--- Source records ---
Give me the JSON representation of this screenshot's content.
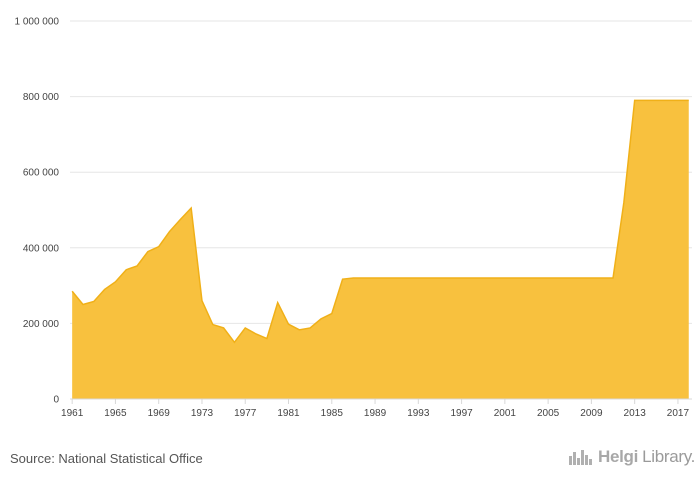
{
  "chart_data": {
    "type": "area",
    "x": [
      1961,
      1962,
      1963,
      1964,
      1965,
      1966,
      1967,
      1968,
      1969,
      1970,
      1971,
      1972,
      1973,
      1974,
      1975,
      1976,
      1977,
      1978,
      1979,
      1980,
      1981,
      1982,
      1983,
      1984,
      1985,
      1986,
      1987,
      1988,
      1989,
      1990,
      1991,
      1992,
      1993,
      1994,
      1995,
      1996,
      1997,
      1998,
      1999,
      2000,
      2001,
      2002,
      2003,
      2004,
      2005,
      2006,
      2007,
      2008,
      2009,
      2010,
      2011,
      2012,
      2013,
      2014,
      2015,
      2016,
      2017,
      2018
    ],
    "values": [
      285000,
      250000,
      258000,
      290000,
      310000,
      342000,
      352000,
      390000,
      403000,
      443000,
      475000,
      505000,
      260000,
      197000,
      188000,
      150000,
      188000,
      172000,
      160000,
      255000,
      198000,
      183000,
      188000,
      212000,
      226000,
      317000,
      320000,
      320000,
      320000,
      320000,
      320000,
      320000,
      320000,
      320000,
      320000,
      320000,
      320000,
      320000,
      320000,
      320000,
      320000,
      320000,
      320000,
      320000,
      320000,
      320000,
      320000,
      320000,
      320000,
      320000,
      320000,
      520000,
      790000,
      790000,
      790000,
      790000,
      790000,
      790000
    ],
    "x_ticks": [
      "1961",
      "1965",
      "1969",
      "1973",
      "1977",
      "1981",
      "1985",
      "1989",
      "1993",
      "1997",
      "2001",
      "2005",
      "2009",
      "2013",
      "2017"
    ],
    "y_ticks": [
      "0",
      "200 000",
      "400 000",
      "600 000",
      "800 000",
      "1 000 000"
    ],
    "ylim": [
      0,
      1000000
    ],
    "xlim": [
      1960.8,
      2018.3
    ],
    "grid": "horizontal",
    "colors": {
      "fill": "#f8c13e",
      "line": "#f0b018",
      "grid": "#e6e6e6",
      "axis": "#d8d8d8"
    }
  },
  "footer": {
    "source": "Source: National Statistical Office",
    "logo_bold": "Helgi",
    "logo_light": "Library."
  }
}
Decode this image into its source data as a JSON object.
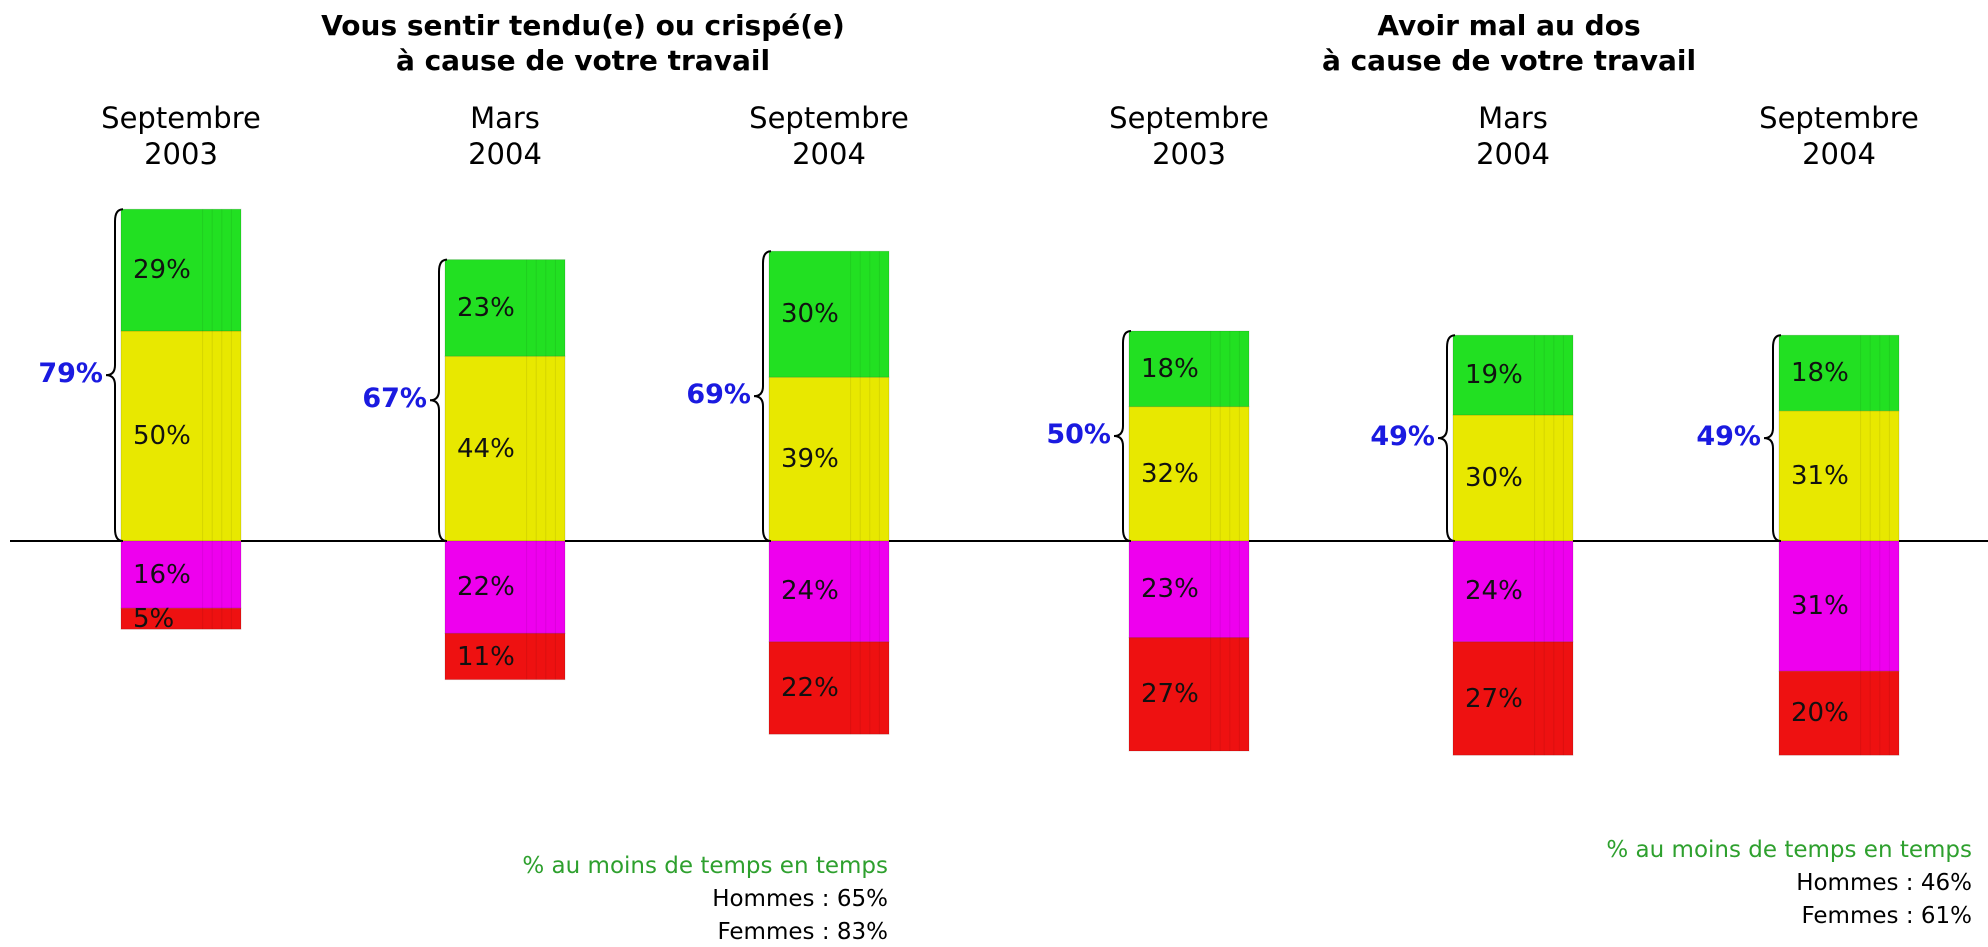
{
  "chart_data": [
    {
      "type": "bar",
      "title": "Vous sentir tendu(e) ou crispé(e)\nà cause de votre travail",
      "categories": [
        "Septembre\n2003",
        "Mars\n2004",
        "Septembre\n2004"
      ],
      "series": [
        {
          "color": "#e8e800",
          "stack": "above",
          "values": [
            50,
            44,
            39
          ],
          "value_labels": [
            "50%",
            "44%",
            "39%"
          ]
        },
        {
          "color": "#22e022",
          "stack": "above",
          "values": [
            29,
            23,
            30
          ],
          "value_labels": [
            "29%",
            "23%",
            "30%"
          ]
        },
        {
          "color": "#ee00ee",
          "stack": "below",
          "values": [
            16,
            22,
            24
          ],
          "value_labels": [
            "16%",
            "22%",
            "24%"
          ]
        },
        {
          "color": "#ee1111",
          "stack": "below",
          "values": [
            5,
            11,
            22
          ],
          "value_labels": [
            "5%",
            "11%",
            "22%"
          ]
        }
      ],
      "brackets": {
        "color": "#1a1ae0",
        "values": [
          79,
          67,
          69
        ],
        "value_labels": [
          "79%",
          "67%",
          "69%"
        ]
      },
      "note": {
        "title": "% au moins de temps en temps",
        "title_color": "#2ea02e",
        "lines": [
          "Hommes : 65%",
          "Femmes : 83%"
        ]
      }
    },
    {
      "type": "bar",
      "title": "Avoir mal au dos\nà cause de votre travail",
      "categories": [
        "Septembre\n2003",
        "Mars\n2004",
        "Septembre\n2004"
      ],
      "series": [
        {
          "color": "#e8e800",
          "stack": "above",
          "values": [
            32,
            30,
            31
          ],
          "value_labels": [
            "32%",
            "30%",
            "31%"
          ]
        },
        {
          "color": "#22e022",
          "stack": "above",
          "values": [
            18,
            19,
            18
          ],
          "value_labels": [
            "18%",
            "19%",
            "18%"
          ]
        },
        {
          "color": "#ee00ee",
          "stack": "below",
          "values": [
            23,
            24,
            31
          ],
          "value_labels": [
            "23%",
            "24%",
            "31%"
          ]
        },
        {
          "color": "#ee1111",
          "stack": "below",
          "values": [
            27,
            27,
            20
          ],
          "value_labels": [
            "27%",
            "27%",
            "20%"
          ]
        }
      ],
      "brackets": {
        "color": "#1a1ae0",
        "values": [
          50,
          49,
          49
        ],
        "value_labels": [
          "50%",
          "49%",
          "49%"
        ]
      },
      "note": {
        "title": "% au moins de temps en temps",
        "title_color": "#2ea02e",
        "lines": [
          "Hommes : 46%",
          "Femmes : 61%"
        ]
      }
    }
  ]
}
---
● Prompt:
Extract each line from the entries above that contains the string "votre".

● Solution:
      "title": "Vous sentir tendu(e) ou crispé(e)\nà cause de votre travail",
      "title": "Avoir mal au dos\nà cause de votre travail",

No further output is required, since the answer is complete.